**DESCRIPTION OF THE TASK:** Reproduce the records below exactly as they appear, omitting any pictures they contain.

**SUPPLIED RECORDS:**
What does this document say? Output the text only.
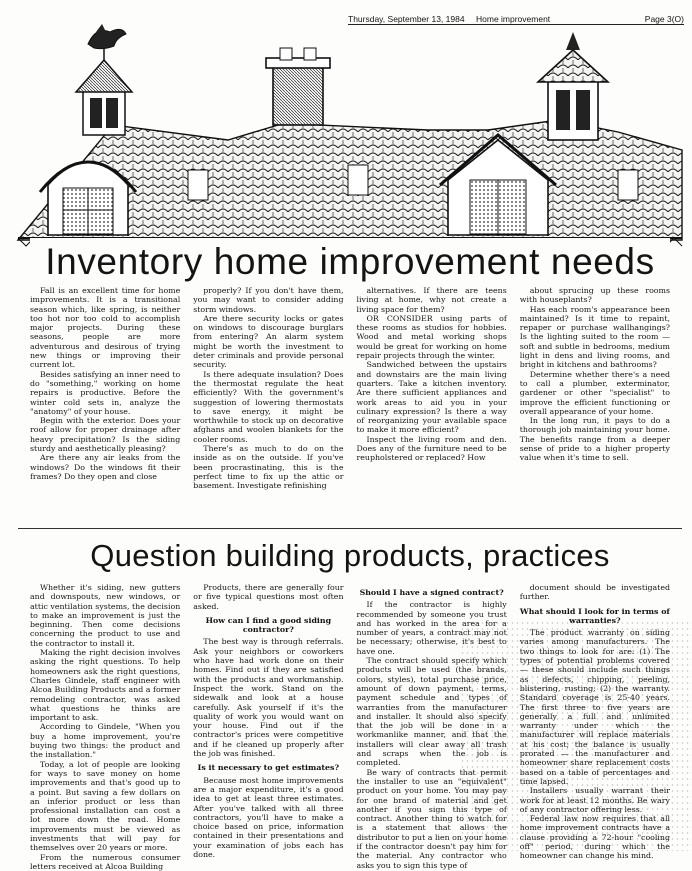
Thursday, September 13, 1984	Home improvement	Page 3(O)
Inventory home improvement needs

Fall is an excellent time for home improvements. It is a transitional season which, like spring, is neither too hot nor too cold to accomplish major projects. During these seasons, people are more adventurous and desirous of trying new things or improving their current lot.

Besides satisfying an inner need to do "something," working on home repairs is productive. Before the winter cold sets in, analyze the "anatomy" of your house.

Begin with the exterior. Does your roof allow for proper drainage after heavy precipitation? Is the siding sturdy and aesthetically pleasing?

Are there any air leaks from the windows? Do the windows fit their frames? Do they open and close

properly? If you don't have them, you may want to consider adding storm windows.

Are there security locks or gates on windows to discourage burglars from entering? An alarm system might be worth the investment to deter criminals and provide personal security.

Is there adequate insulation? Does the thermostat regulate the heat efficiently? With the government's suggestion of lowering thermostats to save energy, it might be worthwhile to stock up on decorative afghans and woolen blankets for the cooler rooms.

There's as much to do on the inside as on the outside. If you've been procrastinating, this is the perfect time to fix up the attic or basement. Investigate refinishing

alternatives. If there are teens living at home, why not create a living space for them?

OR CONSIDER using parts of these rooms as studios for hobbies. Wood and metal working shops would be great for working on home repair projects through the winter.

Sandwiched between the upstairs and downstairs are the main living quarters. Take a kitchen inventory. Are there sufficient appliances and work areas to aid you in your culinary expression? Is there a way of reorganizing your available space to make it more efficient?

Inspect the living room and den. Does any of the furniture need to be reupholstered or replaced? How

about sprucing up these rooms with houseplants?

Has each room's appearance been maintained? Is it time to repaint, repaper or purchase wallhangings? Is the lighting suited to the room — soft and subtle in bedrooms, medium light in dens and living rooms, and bright in kitchens and bathrooms?

Determine whether there's a need to call a plumber, exterminator, gardener or other "specialist" to improve the efficient functioning or overall appearance of your home.

In the long run, it pays to do a thorough job maintaining your home. The benefits range from a deeper sense of pride to a higher property value when it's time to sell.

Question building products, practices

Whether it's siding, new gutters and downspouts, new windows, or attic ventilation systems, the decision to make an improvement is just the beginning. Then come decisions concerning the product to use and the contractor to install it.

Making the right decision involves asking the right questions. To help homeowners ask the right questions, Charles Gindele, staff engineer with Alcoa Building Products and a former remodeling contractor, was asked what questions he thinks are important to ask.

According to Gindele, "When you buy a home improvement, you're buying two things: the product and the installation."

Today, a lot of people are looking for ways to save money on home improvements and that's good up to a point. But saving a few dollars on an inferior product or less than professional installation can cost a lot more down the road. Home improvements must be viewed as investments that will pay for themselves over 20 years or more.

From the numerous consumer letters received at Alcoa Building

Products, there are generally four or five typical questions most often asked.

How can I find a good siding contractor?

The best way is through referrals. Ask your neighbors or coworkers who have had work done on their homes. Find out if they are satisfied with the products and workmanship. Inspect the work. Stand on the sidewalk and look at a house carefully. Ask yourself if it's the quality of work you would want on your house. Find out if the contractor's prices were competitive and if he cleaned up properly after the job was finished.

Is it necessary to get estimates?

Because most home improvements are a major expenditure, it's a good idea to get at least three estimates. After you've talked with all three contractors, you'll have to make a choice based on price, information contained in their presentations and your examination of jobs each has done.

Should I have a signed contract?

If the contractor is highly recommended by someone you trust and has worked in the area for a number of years, a contract may not be necessary; otherwise, it's best to have one.

The contract should specify which products will be used (the brands, colors, styles), total purchase price, amount of down payment, terms, payment schedule and types of warranties from the manufacturer and installer. It should also specify that the job will be done in a workmanlike manner, and that the installers will clear away all trash and scraps when the job is completed.

Be wary of contracts that permit the installer to use an "equivalent" product on your home. You may pay for one brand of material and get another if you sign this type of contract. Another thing to watch for is a statement that allows the distributor to put a lien on your home if the contractor doesn't pay him for the material. Any contractor who asks you to sign this type of

document should be investigated further.

What should I look for in terms of warranties?

The product warranty on siding varies among manufacturers. The two things to look for are: (1) The types of potential problems covered — these should include such things as defects, chipping, peeling, blistering, rusting; (2) the warranty. Standard coverage is 25-40 years. The first three to five years are generally a full and unlimited warranty under which the manufacturer will replace materials at his cost; the balance is usually prorated — the manufacturer and homeowner share replacement costs based on a table of percentages and time lapsed.

Installers usually warrant their work for at least 12 months. Be wary of any contractor offering less.

Federal law now requires that all home improvement contracts have a clause providing a 72-hour "cooling off" period, during which the homeowner can change his mind.
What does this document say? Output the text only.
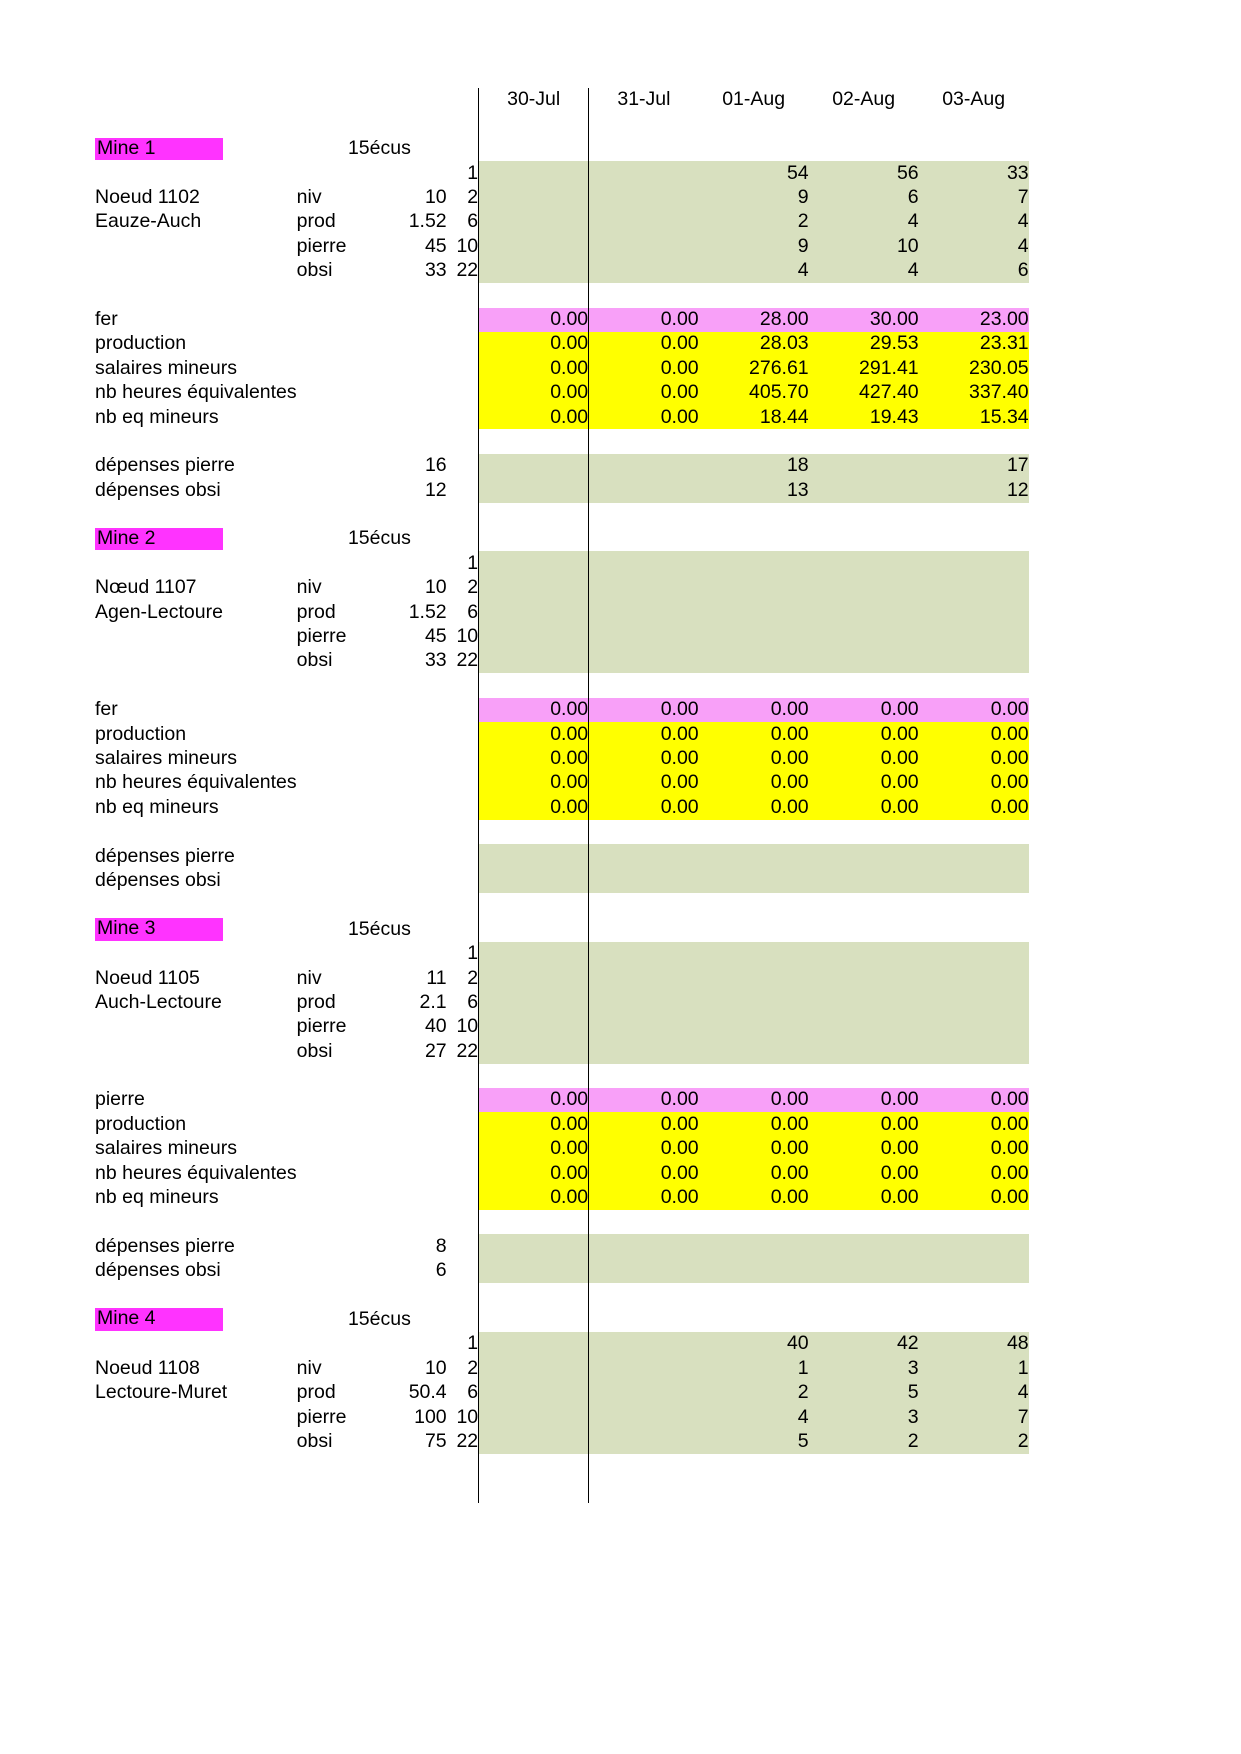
				30-Jul	31-Jul	01-Aug	02-Aug	03-Aug

Mine 1	15	écus						
			1			54	56	33
Noeud 1102	niv	10	2			9	6	7
Eauze-Auch	prod	1.52	6			2	4	4
	pierre	45	10			9	10	4
	obsi	33	22			4	4	6

fer				0.00	0.00	28.00	30.00	23.00
production				0.00	0.00	28.03	29.53	23.31
salaires mineurs				0.00	0.00	276.61	291.41	230.05
nb heures équivalentes				0.00	0.00	405.70	427.40	337.40
nb eq mineurs				0.00	0.00	18.44	19.43	15.34

dépenses pierre		16				18		17
dépenses obsi		12				13		12

Mine 2	15	écus						
			1					
Nœud 1107	niv	10	2					
Agen-Lectoure	prod	1.52	6					
	pierre	45	10					
	obsi	33	22					

fer				0.00	0.00	0.00	0.00	0.00
production				0.00	0.00	0.00	0.00	0.00
salaires mineurs				0.00	0.00	0.00	0.00	0.00
nb heures équivalentes				0.00	0.00	0.00	0.00	0.00
nb eq mineurs				0.00	0.00	0.00	0.00	0.00

dépenses pierre								
dépenses obsi								

Mine 3	15	écus						
			1					
Noeud 1105	niv	11	2					
Auch-Lectoure	prod	2.1	6					
	pierre	40	10					
	obsi	27	22					

pierre				0.00	0.00	0.00	0.00	0.00
production				0.00	0.00	0.00	0.00	0.00
salaires mineurs				0.00	0.00	0.00	0.00	0.00
nb heures équivalentes				0.00	0.00	0.00	0.00	0.00
nb eq mineurs				0.00	0.00	0.00	0.00	0.00

dépenses pierre		8						
dépenses obsi		6						

Mine 4	15	écus						
			1			40	42	48
Noeud 1108	niv	10	2			1	3	1
Lectoure-Muret	prod	50.4	6			2	5	4
	pierre	100	10			4	3	7
	obsi	75	22			5	2	2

**RIGHT ANSWER:**
What does this document say? Output the text only.
Thursday, September 13, 1984	Home improvement	Page 3(O)
Inventory home improvement needs

Fall is an excellent time for home improvements. It is a transitional season which, like spring, is neither too hot nor too cold to accomplish major projects. During these seasons, people are more adventurous and desirous of trying new things or improving their current lot.

Besides satisfying an inner need to do "something," working on home repairs is productive. Before the winter cold sets in, analyze the "anatomy" of your house.

Begin with the exterior. Does your roof allow for proper drainage after heavy precipitation? Is the siding sturdy and aesthetically pleasing?

Are there any air leaks from the windows? Do the windows fit their frames? Do they open and close

properly? If you don't have them, you may want to consider adding storm windows.

Are there security locks or gates on windows to discourage burglars from entering? An alarm system might be worth the investment to deter criminals and provide personal security.

Is there adequate insulation? Does the thermostat regulate the heat efficiently? With the government's suggestion of lowering thermostats to save energy, it might be worthwhile to stock up on decorative afghans and woolen blankets for the cooler rooms.

There's as much to do on the inside as on the outside. If you've been procrastinating, this is the perfect time to fix up the attic or basement. Investigate refinishing

alternatives. If there are teens living at home, why not create a living space for them?

OR CONSIDER using parts of these rooms as studios for hobbies. Wood and metal working shops would be great for working on home repair projects through the winter.

Sandwiched between the upstairs and downstairs are the main living quarters. Take a kitchen inventory. Are there sufficient appliances and work areas to aid you in your culinary expression? Is there a way of reorganizing your available space to make it more efficient?

Inspect the living room and den. Does any of the furniture need to be reupholstered or replaced? How

about sprucing up these rooms with houseplants?

Has each room's appearance been maintained? Is it time to repaint, repaper or purchase wallhangings? Is the lighting suited to the room — soft and subtle in bedrooms, medium light in dens and living rooms, and bright in kitchens and bathrooms?

Determine whether there's a need to call a plumber, exterminator, gardener or other "specialist" to improve the efficient functioning or overall appearance of your home.

In the long run, it pays to do a thorough job maintaining your home. The benefits range from a deeper sense of pride to a higher property value when it's time to sell.

Question building products, practices

Whether it's siding, new gutters and downspouts, new windows, or attic ventilation systems, the decision to make an improvement is just the beginning. Then come decisions concerning the product to use and the contractor to install it.

Making the right decision involves asking the right questions. To help homeowners ask the right questions, Charles Gindele, staff engineer with Alcoa Building Products and a former remodeling contractor, was asked what questions he thinks are important to ask.

According to Gindele, "When you buy a home improvement, you're buying two things: the product and the installation."

Today, a lot of people are looking for ways to save money on home improvements and that's good up to a point. But saving a few dollars on an inferior product or less than professional installation can cost a lot more down the road. Home improvements must be viewed as investments that will pay for themselves over 20 years or more.

From the numerous consumer letters received at Alcoa Building

Products, there are generally four or five typical questions most often asked.

How can I find a good siding contractor?

The best way is through referrals. Ask your neighbors or coworkers who have had work done on their homes. Find out if they are satisfied with the products and workmanship. Inspect the work. Stand on the sidewalk and look at a house carefully. Ask yourself if it's the quality of work you would want on your house. Find out if the contractor's prices were competitive and if he cleaned up properly after the job was finished.

Is it necessary to get estimates?

Because most home improvements are a major expenditure, it's a good idea to get at least three estimates. After you've talked with all three contractors, you'll have to make a choice based on price, information contained in their presentations and your examination of jobs each has done.

Should I have a signed contract?

If the contractor is highly recommended by someone you trust and has worked in the area for a number of years, a contract may not be necessary; otherwise, it's best to have one.

The contract should specify which products will be used (the brands, colors, styles), total purchase price, amount of down payment, terms, payment schedule and types of warranties from the manufacturer and installer. It should also specify that the job will be done in a workmanlike manner, and that the installers will clear away all trash and scraps when the job is completed.

Be wary of contracts that permit the installer to use an "equivalent" product on your home. You may pay for one brand of material and get another if you sign this type of contract. Another thing to watch for is a statement that allows the distributor to put a lien on your home if the contractor doesn't pay him for the material. Any contractor who asks you to sign this type of

document should be investigated further.

What should I look for in terms of warranties?

The product warranty on siding varies among manufacturers. The two things to look for are: (1) The types of potential problems covered — these should include such things as defects, chipping, peeling, blistering, rusting; (2) the warranty. Standard coverage is 25-40 years. The first three to five years are generally a full and unlimited warranty under which the manufacturer will replace materials at his cost; the balance is usually prorated — the manufacturer and homeowner share replacement costs based on a table of percentages and time lapsed.

Installers usually warrant their work for at least 12 months. Be wary of any contractor offering less.

Federal law now requires that all home improvement contracts have a clause providing a 72-hour "cooling off" period, during which the homeowner can change his mind.
What does this document say? Output the text only.
				30-Jul	31-Jul	01-Aug	02-Aug	03-Aug

Mine 1	15	écus						
			1			54	56	33
Noeud 1102	niv	10	2			9	6	7
Eauze-Auch	prod	1.52	6			2	4	4
	pierre	45	10			9	10	4
	obsi	33	22			4	4	6

fer				0.00	0.00	28.00	30.00	23.00
production				0.00	0.00	28.03	29.53	23.31
salaires mineurs				0.00	0.00	276.61	291.41	230.05
nb heures équivalentes				0.00	0.00	405.70	427.40	337.40
nb eq mineurs				0.00	0.00	18.44	19.43	15.34

dépenses pierre		16				18		17
dépenses obsi		12				13		12

Mine 2	15	écus						
			1					
Nœud 1107	niv	10	2					
Agen-Lectoure	prod	1.52	6					
	pierre	45	10					
	obsi	33	22					

fer				0.00	0.00	0.00	0.00	0.00
production				0.00	0.00	0.00	0.00	0.00
salaires mineurs				0.00	0.00	0.00	0.00	0.00
nb heures équivalentes				0.00	0.00	0.00	0.00	0.00
nb eq mineurs				0.00	0.00	0.00	0.00	0.00

dépenses pierre								
dépenses obsi								

Mine 3	15	écus						
			1					
Noeud 1105	niv	11	2					
Auch-Lectoure	prod	2.1	6					
	pierre	40	10					
	obsi	27	22					

pierre				0.00	0.00	0.00	0.00	0.00
production				0.00	0.00	0.00	0.00	0.00
salaires mineurs				0.00	0.00	0.00	0.00	0.00
nb heures équivalentes				0.00	0.00	0.00	0.00	0.00
nb eq mineurs				0.00	0.00	0.00	0.00	0.00

dépenses pierre		8						
dépenses obsi		6						

Mine 4	15	écus						
			1			40	42	48
Noeud 1108	niv	10	2			1	3	1
Lectoure-Muret	prod	50.4	6			2	5	4
	pierre	100	10			4	3	7
	obsi	75	22			5	2	2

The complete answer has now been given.